■ What you will do ■
Copy out the rows word for word, starting with the line that contains "as [x0, y0, x1, y1]." and ending with the line that contains "battery-charging-icon: ⚡ — [285, 13, 307, 24]", with both of those lines included.

──────── Given data ────────

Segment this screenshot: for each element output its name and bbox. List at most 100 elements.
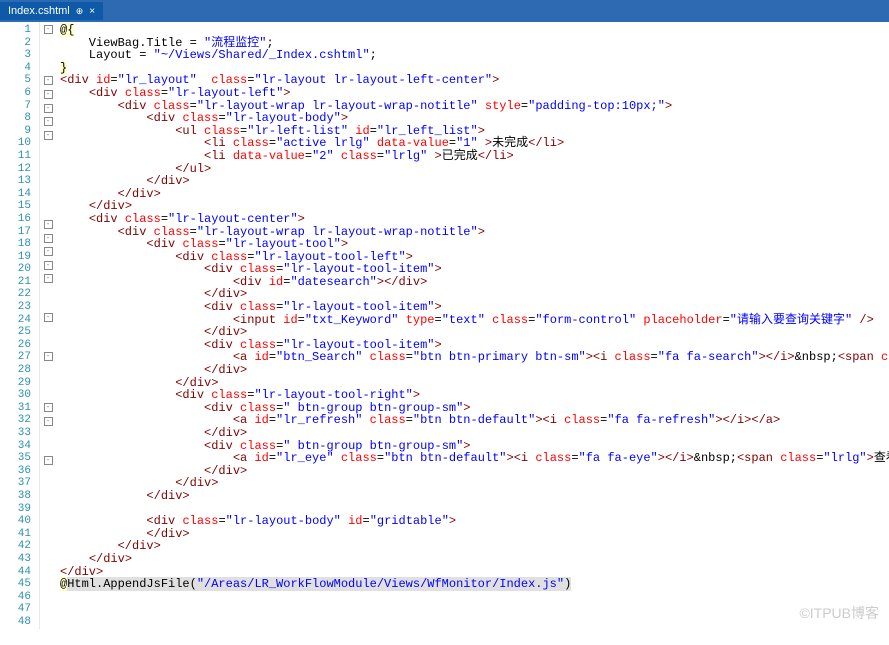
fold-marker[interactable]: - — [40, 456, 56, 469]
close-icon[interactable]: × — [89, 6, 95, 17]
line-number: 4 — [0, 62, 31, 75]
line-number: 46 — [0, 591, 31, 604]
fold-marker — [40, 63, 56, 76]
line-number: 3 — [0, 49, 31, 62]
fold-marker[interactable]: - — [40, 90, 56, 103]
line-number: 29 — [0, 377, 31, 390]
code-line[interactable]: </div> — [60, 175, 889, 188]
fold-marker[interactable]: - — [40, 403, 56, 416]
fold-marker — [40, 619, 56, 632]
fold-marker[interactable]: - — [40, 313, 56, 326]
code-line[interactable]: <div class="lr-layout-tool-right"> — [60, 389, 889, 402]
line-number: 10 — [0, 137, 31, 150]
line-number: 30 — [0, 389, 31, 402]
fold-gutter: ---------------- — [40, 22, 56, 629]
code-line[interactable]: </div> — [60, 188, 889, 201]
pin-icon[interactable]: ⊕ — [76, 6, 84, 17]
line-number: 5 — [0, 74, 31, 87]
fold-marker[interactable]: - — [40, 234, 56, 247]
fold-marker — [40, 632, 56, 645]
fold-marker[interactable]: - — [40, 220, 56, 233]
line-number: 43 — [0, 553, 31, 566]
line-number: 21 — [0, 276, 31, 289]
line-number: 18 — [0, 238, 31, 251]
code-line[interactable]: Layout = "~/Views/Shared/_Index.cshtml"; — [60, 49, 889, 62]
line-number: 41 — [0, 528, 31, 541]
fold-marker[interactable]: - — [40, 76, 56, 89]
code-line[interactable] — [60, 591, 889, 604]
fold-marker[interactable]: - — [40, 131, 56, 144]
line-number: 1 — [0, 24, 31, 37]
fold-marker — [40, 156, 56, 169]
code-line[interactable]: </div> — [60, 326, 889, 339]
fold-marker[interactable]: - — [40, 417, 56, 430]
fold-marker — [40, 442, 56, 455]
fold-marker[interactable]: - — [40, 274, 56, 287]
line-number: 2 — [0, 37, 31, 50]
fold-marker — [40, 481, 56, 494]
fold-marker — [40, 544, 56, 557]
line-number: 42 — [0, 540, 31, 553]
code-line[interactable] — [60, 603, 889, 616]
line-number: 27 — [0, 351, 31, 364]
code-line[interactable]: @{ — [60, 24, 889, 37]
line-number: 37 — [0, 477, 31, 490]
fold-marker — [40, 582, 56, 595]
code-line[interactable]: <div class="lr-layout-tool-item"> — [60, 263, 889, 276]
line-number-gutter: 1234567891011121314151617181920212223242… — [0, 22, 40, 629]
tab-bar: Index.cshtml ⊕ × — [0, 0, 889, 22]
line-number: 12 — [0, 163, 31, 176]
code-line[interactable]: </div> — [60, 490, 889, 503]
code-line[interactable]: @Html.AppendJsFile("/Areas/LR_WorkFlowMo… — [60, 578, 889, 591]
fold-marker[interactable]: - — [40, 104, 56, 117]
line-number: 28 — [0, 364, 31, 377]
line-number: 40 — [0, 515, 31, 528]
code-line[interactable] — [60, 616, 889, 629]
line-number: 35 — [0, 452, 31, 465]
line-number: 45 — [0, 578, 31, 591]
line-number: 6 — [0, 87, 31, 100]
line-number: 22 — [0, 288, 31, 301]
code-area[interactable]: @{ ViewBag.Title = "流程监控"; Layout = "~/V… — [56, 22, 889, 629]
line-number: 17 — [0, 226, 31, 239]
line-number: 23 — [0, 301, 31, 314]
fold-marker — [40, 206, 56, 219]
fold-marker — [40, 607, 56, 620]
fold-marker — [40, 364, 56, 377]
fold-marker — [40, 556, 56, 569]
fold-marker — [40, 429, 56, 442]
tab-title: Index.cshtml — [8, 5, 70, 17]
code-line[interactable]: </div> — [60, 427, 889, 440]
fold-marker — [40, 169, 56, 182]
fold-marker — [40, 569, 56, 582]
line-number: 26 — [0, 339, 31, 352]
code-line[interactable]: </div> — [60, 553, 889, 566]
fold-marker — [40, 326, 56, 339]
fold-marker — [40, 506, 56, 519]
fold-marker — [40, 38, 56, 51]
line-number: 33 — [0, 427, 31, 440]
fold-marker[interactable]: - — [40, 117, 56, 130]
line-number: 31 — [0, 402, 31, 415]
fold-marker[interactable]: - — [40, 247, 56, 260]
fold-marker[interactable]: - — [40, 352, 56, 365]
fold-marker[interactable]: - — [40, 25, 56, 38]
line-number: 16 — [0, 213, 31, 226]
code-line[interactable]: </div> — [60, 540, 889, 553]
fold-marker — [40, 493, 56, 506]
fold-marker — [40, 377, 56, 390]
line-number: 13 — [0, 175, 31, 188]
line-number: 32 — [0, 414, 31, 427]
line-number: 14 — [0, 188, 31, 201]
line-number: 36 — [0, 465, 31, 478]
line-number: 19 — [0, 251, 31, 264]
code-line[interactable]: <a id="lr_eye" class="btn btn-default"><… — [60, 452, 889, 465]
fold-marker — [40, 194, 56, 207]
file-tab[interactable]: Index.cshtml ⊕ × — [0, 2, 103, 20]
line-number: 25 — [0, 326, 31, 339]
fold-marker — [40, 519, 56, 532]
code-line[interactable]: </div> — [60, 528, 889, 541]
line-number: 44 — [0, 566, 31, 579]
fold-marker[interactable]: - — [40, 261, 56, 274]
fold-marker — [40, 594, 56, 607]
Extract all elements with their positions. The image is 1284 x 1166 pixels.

────────
──────── Given data ────────

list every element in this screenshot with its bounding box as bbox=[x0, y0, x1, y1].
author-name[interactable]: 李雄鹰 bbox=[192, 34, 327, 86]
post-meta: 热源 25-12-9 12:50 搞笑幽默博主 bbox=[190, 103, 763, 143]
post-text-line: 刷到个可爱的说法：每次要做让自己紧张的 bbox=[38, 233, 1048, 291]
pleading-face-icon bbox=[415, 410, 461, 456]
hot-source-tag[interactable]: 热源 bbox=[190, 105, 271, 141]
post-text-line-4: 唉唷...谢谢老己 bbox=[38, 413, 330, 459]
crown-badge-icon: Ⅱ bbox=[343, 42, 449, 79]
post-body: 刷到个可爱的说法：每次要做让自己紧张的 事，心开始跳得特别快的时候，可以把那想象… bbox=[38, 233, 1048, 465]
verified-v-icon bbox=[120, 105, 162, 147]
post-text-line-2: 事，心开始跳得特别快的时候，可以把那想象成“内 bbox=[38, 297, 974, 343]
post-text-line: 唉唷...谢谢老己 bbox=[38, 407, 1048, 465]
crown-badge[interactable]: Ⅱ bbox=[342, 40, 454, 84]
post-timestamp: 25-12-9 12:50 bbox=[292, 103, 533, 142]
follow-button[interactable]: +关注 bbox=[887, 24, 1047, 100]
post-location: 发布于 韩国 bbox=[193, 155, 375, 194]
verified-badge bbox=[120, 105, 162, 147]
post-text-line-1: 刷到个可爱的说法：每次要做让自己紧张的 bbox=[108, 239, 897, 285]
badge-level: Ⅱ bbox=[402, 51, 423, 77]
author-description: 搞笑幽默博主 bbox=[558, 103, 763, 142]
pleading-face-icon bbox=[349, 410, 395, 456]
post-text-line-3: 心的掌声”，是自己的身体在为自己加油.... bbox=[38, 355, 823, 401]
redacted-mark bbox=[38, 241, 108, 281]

────────
──────── Given data ────────

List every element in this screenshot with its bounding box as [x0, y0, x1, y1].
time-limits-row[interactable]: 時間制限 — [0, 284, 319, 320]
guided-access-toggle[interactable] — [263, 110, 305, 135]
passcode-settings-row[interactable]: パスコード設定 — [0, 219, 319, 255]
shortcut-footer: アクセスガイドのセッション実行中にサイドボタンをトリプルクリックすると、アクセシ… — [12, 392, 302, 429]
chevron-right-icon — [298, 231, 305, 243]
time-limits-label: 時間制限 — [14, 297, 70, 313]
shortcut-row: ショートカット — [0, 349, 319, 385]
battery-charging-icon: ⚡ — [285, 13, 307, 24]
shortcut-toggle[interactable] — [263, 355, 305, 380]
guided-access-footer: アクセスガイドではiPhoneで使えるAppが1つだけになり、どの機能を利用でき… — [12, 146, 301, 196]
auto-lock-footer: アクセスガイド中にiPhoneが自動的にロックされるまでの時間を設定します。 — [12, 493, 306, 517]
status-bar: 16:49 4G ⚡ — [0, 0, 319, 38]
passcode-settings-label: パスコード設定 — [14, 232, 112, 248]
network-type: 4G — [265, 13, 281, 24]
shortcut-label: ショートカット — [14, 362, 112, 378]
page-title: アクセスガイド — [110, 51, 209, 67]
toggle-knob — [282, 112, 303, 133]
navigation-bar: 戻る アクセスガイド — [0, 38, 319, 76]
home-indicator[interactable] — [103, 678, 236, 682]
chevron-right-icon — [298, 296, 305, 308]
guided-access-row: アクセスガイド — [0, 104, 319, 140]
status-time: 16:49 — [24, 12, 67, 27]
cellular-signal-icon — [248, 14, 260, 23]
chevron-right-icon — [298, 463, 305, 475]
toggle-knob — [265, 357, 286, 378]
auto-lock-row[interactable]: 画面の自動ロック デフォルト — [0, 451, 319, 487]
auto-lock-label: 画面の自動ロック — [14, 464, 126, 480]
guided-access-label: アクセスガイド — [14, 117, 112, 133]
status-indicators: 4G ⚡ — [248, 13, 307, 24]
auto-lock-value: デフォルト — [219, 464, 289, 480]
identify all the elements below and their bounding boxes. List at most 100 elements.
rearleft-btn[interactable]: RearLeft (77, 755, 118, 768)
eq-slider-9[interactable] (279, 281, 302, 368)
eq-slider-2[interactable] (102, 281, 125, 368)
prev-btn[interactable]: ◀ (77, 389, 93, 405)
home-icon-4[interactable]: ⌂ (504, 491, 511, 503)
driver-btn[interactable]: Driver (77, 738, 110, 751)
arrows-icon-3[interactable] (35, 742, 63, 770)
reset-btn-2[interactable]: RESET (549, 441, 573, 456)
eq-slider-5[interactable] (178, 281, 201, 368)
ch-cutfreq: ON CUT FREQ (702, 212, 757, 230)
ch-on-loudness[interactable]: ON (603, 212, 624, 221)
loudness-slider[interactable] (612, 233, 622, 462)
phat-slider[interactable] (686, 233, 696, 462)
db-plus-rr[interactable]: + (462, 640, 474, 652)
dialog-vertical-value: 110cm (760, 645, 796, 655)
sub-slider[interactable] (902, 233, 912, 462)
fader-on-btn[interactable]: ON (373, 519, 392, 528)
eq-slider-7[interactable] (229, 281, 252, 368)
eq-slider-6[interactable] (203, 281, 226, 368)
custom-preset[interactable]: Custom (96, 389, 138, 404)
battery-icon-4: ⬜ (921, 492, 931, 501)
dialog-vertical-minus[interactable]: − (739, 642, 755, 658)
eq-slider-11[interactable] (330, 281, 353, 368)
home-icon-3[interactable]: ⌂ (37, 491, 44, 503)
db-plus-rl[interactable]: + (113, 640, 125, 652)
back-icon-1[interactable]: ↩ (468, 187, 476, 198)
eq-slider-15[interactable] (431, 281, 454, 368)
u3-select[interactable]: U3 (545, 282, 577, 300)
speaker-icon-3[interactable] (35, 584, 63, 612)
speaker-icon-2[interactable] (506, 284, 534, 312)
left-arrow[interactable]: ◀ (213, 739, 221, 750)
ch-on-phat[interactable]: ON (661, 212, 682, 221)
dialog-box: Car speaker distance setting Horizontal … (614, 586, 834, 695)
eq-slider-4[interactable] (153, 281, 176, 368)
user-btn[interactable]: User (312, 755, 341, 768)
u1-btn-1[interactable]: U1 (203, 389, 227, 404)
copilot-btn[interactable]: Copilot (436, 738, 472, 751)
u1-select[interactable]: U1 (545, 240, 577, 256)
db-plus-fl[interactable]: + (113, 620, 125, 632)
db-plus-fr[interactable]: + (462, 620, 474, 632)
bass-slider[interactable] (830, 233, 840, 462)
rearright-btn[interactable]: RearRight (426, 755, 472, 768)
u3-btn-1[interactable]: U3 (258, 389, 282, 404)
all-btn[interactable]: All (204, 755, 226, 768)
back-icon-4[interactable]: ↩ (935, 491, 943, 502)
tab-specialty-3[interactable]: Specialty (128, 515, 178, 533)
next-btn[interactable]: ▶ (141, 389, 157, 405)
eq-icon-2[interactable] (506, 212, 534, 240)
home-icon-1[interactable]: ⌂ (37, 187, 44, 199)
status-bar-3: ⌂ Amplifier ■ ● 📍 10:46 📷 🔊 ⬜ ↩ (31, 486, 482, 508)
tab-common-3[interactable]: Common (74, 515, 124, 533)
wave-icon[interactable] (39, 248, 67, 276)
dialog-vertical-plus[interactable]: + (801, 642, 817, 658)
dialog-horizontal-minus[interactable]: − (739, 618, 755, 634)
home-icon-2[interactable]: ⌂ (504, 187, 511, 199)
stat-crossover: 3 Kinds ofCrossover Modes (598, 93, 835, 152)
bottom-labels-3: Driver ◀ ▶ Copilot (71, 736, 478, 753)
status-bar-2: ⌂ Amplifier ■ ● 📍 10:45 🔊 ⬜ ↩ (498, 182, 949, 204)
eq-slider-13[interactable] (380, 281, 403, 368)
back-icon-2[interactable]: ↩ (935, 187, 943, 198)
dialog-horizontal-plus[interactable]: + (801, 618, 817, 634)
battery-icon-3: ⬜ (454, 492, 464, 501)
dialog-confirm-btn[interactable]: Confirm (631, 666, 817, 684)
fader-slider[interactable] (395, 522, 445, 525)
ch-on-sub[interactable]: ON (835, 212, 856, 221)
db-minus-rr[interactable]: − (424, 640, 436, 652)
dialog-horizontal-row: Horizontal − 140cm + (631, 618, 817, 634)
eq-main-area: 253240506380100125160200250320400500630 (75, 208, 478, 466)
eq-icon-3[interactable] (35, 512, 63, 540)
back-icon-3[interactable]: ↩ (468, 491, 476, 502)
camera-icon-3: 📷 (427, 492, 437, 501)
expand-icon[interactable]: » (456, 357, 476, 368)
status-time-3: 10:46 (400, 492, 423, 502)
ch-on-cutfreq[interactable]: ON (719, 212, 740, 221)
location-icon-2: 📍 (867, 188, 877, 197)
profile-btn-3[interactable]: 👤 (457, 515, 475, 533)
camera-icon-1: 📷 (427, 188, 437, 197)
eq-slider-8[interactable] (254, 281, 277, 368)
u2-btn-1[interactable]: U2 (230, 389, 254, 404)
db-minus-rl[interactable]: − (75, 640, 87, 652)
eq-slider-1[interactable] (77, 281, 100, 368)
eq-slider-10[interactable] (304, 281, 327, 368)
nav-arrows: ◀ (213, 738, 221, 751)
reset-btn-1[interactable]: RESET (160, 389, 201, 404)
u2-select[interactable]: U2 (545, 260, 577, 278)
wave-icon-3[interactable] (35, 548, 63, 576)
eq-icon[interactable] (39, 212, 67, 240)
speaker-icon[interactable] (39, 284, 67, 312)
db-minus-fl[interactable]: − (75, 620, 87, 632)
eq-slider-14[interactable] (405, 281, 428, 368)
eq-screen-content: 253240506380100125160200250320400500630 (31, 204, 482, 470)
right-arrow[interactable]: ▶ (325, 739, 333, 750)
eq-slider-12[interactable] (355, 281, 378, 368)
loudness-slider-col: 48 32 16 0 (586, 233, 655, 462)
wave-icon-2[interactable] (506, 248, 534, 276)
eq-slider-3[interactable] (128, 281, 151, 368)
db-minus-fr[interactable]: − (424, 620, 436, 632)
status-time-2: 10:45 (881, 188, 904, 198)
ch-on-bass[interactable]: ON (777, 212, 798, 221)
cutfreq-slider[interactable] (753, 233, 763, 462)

────────

■ Response ■
List every element in this screenshot with its bounding box as [x0, y0, x1, y1].
time-limits-row[interactable]: 時間制限 — [0, 284, 319, 320]
guided-access-toggle[interactable] — [263, 110, 305, 135]
passcode-settings-row[interactable]: パスコード設定 — [0, 219, 319, 255]
shortcut-footer: アクセスガイドのセッション実行中にサイドボタンをトリプルクリックすると、アクセシ… — [12, 392, 302, 429]
chevron-right-icon — [298, 231, 305, 243]
time-limits-label: 時間制限 — [14, 297, 70, 313]
shortcut-row: ショートカット — [0, 349, 319, 385]
battery-charging-icon: ⚡ — [285, 13, 307, 24]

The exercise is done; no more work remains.